* _Task to complete_:
Locate each line in the records containing "name". Copy it.

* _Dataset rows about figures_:
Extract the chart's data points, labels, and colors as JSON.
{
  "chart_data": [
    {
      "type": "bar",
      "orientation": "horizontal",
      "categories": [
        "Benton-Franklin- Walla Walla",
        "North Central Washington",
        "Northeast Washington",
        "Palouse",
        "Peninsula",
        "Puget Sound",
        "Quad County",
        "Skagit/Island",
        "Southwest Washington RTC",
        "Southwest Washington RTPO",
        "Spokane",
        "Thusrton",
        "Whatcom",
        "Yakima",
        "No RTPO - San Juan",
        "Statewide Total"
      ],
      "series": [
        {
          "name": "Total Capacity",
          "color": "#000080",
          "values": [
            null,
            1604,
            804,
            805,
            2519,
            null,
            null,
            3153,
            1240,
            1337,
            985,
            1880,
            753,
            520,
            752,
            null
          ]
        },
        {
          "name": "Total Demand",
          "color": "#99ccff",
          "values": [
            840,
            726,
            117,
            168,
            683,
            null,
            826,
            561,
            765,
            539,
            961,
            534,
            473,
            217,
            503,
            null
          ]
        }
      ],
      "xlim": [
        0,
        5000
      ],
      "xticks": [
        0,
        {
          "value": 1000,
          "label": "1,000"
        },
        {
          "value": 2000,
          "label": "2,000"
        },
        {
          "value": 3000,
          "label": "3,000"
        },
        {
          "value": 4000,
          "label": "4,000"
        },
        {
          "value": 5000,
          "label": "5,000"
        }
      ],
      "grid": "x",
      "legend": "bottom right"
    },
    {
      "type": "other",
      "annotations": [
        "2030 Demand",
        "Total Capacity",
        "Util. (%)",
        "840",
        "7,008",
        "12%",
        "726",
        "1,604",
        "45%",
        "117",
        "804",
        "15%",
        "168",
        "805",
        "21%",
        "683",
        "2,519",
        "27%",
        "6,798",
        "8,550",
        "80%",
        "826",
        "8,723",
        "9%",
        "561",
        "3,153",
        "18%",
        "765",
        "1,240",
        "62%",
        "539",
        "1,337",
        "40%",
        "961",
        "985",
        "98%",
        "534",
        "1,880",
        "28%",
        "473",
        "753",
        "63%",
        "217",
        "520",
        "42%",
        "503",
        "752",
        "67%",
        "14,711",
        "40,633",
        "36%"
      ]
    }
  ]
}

* _Exercise answer_:
          "name": "Total Capacity",
          "name": "Total Demand",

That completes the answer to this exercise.